* [EXERCISE GOAL]:
Where the string "educativas" occurs in the material below, report the whole line.

* [INPUT DATA]:
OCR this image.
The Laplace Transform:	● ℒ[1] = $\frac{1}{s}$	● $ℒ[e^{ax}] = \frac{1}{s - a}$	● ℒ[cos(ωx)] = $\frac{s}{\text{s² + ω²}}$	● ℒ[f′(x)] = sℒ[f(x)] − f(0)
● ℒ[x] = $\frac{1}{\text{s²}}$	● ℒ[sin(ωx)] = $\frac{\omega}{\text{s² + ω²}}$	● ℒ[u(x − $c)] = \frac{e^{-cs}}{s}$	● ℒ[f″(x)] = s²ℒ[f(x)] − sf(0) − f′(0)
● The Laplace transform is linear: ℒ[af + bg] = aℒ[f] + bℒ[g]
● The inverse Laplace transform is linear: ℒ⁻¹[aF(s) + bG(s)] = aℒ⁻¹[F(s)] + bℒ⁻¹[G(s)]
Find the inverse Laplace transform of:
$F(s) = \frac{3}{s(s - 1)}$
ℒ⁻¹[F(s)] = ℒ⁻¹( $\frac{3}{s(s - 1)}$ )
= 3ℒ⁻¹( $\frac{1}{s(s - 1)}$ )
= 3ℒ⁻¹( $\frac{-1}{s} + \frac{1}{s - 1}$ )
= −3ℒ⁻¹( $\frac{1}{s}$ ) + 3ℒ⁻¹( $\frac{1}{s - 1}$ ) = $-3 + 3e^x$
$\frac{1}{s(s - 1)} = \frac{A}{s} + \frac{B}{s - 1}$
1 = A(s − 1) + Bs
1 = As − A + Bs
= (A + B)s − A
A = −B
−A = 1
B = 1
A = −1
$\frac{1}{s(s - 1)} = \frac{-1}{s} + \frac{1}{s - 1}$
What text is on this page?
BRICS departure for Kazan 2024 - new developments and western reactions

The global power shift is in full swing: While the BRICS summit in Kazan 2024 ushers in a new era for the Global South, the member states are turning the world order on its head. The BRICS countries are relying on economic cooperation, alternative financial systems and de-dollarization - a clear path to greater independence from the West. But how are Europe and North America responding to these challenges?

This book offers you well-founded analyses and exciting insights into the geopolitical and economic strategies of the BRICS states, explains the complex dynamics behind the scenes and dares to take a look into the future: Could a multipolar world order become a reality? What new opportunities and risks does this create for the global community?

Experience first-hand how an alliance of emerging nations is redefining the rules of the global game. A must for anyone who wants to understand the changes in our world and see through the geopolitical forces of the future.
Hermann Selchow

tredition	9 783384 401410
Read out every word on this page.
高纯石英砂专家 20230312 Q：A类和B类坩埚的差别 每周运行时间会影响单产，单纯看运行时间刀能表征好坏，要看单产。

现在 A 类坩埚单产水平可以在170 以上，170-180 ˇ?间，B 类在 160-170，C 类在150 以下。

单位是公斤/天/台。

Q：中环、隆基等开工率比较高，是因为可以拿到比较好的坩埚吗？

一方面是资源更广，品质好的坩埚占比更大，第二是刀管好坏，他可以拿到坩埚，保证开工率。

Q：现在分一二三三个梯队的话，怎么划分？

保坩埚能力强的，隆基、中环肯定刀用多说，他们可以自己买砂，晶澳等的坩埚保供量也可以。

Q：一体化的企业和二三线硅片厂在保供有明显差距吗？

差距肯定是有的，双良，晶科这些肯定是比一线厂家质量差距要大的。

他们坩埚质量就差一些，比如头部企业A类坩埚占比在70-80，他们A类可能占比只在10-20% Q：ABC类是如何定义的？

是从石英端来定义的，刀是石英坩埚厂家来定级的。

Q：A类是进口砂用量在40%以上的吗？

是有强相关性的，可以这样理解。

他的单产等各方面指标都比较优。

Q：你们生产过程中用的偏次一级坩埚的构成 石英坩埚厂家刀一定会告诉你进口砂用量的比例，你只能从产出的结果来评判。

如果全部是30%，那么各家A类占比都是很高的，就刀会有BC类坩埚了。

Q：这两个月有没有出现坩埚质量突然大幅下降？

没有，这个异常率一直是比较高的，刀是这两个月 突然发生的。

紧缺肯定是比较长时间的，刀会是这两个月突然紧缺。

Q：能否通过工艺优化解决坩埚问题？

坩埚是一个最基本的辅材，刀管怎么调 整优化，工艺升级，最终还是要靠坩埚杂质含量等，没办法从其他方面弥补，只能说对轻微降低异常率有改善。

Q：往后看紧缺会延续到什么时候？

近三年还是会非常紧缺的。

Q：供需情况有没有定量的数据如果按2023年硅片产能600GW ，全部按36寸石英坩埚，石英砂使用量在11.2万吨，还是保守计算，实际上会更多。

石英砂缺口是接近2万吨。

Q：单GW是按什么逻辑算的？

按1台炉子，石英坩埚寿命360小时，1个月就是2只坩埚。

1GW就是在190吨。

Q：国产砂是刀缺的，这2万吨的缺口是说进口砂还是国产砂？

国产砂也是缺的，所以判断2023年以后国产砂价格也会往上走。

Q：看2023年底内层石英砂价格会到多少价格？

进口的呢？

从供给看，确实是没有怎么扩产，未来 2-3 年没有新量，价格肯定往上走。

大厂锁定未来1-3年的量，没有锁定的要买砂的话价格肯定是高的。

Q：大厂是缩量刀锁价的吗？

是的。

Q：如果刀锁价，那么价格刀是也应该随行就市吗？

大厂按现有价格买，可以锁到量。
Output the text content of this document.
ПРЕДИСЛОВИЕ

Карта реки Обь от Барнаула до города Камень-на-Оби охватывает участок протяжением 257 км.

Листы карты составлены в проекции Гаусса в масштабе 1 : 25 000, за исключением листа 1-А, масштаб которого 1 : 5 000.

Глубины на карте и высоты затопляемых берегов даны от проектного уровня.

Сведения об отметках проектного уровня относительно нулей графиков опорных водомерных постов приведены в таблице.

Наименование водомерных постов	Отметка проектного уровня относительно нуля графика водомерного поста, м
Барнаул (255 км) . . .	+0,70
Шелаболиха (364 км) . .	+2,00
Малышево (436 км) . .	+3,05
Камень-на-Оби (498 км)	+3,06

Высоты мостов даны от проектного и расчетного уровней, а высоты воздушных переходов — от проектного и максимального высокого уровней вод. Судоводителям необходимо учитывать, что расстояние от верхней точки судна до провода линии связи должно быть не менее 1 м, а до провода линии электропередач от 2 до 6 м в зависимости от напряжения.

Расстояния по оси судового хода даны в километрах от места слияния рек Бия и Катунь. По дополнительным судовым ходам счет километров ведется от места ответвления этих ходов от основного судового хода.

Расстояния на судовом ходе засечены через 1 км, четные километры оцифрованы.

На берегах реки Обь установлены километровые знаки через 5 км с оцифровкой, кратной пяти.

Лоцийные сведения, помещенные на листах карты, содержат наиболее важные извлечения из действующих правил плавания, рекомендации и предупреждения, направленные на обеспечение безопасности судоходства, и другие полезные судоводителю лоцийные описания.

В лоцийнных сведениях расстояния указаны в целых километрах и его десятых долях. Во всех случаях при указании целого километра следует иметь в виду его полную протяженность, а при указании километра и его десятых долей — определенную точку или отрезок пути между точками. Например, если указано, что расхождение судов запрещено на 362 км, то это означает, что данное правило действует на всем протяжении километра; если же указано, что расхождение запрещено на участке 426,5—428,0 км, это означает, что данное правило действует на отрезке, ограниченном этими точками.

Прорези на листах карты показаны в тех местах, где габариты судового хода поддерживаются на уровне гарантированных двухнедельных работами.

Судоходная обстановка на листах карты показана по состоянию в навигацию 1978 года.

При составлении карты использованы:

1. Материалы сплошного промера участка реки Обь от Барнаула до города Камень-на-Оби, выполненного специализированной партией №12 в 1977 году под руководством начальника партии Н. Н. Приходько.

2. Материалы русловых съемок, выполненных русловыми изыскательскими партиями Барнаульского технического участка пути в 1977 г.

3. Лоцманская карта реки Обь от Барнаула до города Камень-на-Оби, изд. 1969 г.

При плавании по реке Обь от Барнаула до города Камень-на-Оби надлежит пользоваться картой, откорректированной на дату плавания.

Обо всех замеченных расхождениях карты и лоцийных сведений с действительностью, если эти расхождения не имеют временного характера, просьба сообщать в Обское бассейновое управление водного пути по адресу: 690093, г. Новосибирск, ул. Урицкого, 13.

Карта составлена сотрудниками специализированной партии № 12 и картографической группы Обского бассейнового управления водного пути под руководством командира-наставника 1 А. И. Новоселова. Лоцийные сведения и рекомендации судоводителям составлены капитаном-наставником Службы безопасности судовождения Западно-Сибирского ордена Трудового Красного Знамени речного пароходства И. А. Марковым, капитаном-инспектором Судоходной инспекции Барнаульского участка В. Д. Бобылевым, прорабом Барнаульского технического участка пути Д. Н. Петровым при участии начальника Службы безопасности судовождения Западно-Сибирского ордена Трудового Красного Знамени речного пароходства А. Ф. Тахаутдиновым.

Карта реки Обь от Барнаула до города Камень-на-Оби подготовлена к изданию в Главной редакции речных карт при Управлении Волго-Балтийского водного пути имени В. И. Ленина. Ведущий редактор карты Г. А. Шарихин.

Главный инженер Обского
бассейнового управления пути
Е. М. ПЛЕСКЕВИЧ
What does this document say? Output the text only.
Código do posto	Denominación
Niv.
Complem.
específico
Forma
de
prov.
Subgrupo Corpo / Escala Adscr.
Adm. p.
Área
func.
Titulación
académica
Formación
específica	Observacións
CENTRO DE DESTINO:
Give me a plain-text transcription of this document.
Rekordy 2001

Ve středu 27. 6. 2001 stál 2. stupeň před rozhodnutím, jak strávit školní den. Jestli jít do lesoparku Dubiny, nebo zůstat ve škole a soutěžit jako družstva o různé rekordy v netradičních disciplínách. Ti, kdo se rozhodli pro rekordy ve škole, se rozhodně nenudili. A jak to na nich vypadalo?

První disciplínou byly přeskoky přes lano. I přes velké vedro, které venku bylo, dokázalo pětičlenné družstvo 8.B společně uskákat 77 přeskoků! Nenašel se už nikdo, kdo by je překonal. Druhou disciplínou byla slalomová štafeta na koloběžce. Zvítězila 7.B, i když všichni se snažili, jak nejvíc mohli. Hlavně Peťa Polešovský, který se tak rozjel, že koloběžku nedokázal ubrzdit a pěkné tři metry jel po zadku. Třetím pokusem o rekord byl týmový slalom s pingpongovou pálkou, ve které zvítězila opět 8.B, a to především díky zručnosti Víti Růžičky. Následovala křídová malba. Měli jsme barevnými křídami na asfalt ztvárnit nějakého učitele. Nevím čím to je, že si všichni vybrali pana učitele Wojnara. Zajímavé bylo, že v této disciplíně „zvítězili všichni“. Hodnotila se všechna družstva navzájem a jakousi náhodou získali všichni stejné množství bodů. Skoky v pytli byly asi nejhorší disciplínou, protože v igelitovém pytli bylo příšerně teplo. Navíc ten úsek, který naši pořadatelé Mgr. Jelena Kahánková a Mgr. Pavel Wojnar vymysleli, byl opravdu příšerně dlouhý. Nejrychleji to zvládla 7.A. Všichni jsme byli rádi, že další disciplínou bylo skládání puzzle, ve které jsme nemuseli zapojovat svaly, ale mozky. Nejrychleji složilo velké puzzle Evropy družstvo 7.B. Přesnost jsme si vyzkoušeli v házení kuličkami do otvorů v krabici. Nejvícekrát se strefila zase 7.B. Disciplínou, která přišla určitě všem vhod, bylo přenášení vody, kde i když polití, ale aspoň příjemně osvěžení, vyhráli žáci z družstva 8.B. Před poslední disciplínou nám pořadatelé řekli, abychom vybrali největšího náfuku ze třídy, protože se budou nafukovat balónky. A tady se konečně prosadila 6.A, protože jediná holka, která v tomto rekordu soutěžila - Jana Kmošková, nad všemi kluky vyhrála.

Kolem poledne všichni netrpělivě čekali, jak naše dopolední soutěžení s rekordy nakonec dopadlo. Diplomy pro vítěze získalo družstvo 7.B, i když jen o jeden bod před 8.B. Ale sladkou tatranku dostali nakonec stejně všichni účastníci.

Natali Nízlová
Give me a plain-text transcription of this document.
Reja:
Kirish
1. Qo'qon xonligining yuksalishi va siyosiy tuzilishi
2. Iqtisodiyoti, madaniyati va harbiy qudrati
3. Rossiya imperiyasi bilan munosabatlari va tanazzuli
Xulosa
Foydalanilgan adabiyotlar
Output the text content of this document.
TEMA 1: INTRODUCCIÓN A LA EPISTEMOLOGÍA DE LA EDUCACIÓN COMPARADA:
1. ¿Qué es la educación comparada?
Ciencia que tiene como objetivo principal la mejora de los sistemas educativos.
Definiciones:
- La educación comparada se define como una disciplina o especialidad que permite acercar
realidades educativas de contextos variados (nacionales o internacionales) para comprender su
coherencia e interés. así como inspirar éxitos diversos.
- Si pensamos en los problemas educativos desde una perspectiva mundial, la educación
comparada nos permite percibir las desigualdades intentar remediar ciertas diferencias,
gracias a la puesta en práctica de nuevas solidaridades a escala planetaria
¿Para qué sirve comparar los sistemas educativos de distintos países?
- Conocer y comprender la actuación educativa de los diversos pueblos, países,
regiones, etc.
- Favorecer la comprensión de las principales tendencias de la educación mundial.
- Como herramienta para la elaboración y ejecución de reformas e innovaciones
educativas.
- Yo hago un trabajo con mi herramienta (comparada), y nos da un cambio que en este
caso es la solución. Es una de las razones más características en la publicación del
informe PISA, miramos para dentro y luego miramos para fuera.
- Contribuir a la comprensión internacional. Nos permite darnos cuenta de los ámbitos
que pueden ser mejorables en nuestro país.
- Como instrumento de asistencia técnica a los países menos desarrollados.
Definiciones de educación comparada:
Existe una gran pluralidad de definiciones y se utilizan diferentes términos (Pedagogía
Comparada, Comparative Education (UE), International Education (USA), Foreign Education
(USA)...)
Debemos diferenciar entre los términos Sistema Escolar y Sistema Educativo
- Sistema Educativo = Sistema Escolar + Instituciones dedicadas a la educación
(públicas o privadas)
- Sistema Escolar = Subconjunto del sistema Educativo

* [WRITTEN ANSWER]:
realidades educativas de contextos variados (nacionales o internacionales) para comprender su
educativas.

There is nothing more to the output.